Select from the records below every line that has the word "name" in it.

(Data records)
************

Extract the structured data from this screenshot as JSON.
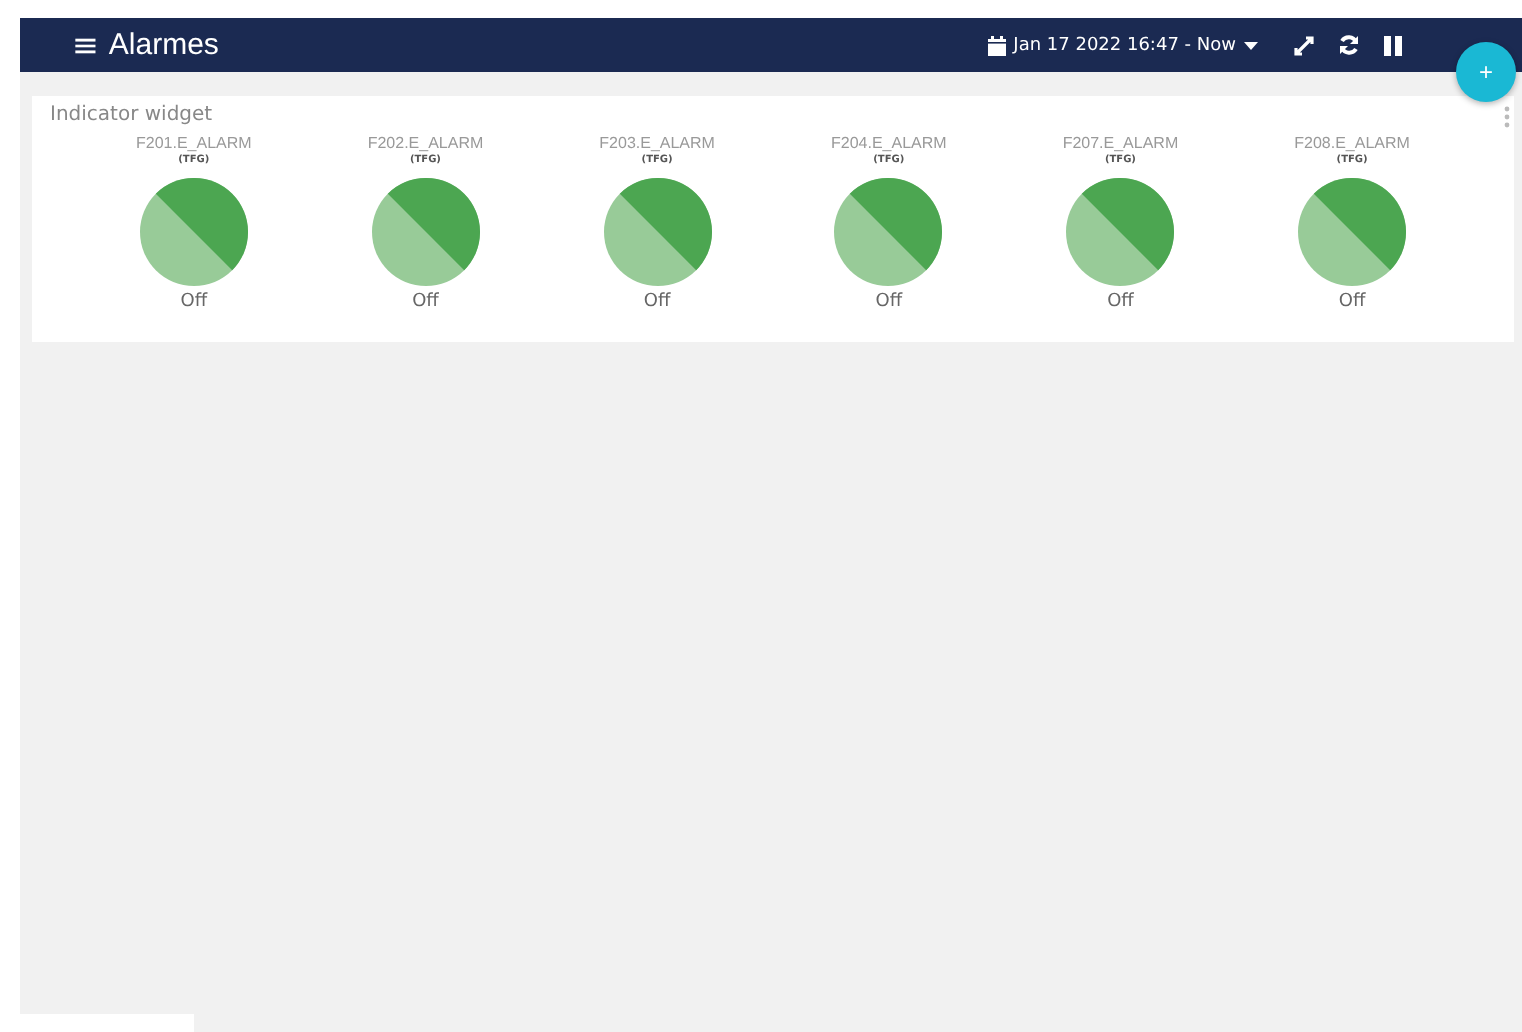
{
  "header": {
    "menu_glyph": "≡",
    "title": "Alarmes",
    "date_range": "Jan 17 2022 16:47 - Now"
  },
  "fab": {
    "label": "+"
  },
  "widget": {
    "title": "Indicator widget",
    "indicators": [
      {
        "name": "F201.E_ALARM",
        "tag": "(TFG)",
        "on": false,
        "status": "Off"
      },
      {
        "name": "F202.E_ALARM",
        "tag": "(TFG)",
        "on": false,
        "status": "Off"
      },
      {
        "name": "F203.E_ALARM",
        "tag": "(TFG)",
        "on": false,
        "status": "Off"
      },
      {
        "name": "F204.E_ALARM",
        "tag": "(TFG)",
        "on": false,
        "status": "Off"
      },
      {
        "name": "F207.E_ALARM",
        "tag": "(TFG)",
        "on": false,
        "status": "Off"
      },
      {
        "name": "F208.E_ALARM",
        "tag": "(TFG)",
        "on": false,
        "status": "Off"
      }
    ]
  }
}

************

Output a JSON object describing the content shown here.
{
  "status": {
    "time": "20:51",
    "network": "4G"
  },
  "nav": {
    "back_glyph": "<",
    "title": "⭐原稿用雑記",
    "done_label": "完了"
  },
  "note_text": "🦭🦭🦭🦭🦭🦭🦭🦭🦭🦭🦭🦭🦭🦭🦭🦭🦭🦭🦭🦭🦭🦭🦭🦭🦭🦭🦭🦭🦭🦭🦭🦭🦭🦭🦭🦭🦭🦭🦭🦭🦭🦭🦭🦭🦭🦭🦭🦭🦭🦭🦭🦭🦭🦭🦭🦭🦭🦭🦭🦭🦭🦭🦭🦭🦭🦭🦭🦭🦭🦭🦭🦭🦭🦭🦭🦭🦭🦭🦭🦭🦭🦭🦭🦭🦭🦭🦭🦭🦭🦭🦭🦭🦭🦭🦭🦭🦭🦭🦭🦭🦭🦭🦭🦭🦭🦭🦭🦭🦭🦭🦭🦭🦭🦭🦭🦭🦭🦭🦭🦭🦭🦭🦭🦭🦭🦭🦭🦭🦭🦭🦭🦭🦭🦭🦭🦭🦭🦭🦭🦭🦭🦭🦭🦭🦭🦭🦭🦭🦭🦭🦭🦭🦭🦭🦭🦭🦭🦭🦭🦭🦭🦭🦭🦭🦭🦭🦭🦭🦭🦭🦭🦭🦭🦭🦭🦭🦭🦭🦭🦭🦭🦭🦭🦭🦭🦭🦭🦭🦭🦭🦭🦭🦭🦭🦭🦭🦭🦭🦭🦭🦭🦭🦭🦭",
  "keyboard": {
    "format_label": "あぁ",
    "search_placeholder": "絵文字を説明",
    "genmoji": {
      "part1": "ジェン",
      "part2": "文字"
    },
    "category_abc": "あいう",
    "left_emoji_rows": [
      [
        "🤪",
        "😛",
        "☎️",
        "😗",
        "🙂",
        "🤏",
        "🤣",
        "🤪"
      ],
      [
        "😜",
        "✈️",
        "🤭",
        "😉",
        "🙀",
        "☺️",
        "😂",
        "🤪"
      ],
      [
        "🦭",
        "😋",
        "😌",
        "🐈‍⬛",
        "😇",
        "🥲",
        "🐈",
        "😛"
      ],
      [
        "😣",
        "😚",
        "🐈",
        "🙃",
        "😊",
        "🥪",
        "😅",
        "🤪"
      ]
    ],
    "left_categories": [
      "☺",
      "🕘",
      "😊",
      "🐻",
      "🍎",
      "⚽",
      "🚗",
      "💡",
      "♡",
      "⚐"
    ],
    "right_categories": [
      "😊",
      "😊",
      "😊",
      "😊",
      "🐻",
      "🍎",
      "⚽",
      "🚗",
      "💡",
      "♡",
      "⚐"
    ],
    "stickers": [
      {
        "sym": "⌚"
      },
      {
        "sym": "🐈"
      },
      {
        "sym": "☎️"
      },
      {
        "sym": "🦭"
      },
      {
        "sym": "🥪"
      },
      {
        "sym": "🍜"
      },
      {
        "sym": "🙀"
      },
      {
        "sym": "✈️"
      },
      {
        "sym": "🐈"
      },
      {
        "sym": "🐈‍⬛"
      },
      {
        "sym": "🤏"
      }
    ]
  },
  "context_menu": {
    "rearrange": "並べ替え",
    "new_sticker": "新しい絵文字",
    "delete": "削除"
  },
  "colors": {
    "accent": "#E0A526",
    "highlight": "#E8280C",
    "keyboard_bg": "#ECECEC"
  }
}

************

* **Answer to the problem**
        "name": "F201.E_ALARM",
        "name": "F202.E_ALARM",
        "name": "F203.E_ALARM",
        "name": "F204.E_ALARM",
        "name": "F207.E_ALARM",
        "name": "F208.E_ALARM",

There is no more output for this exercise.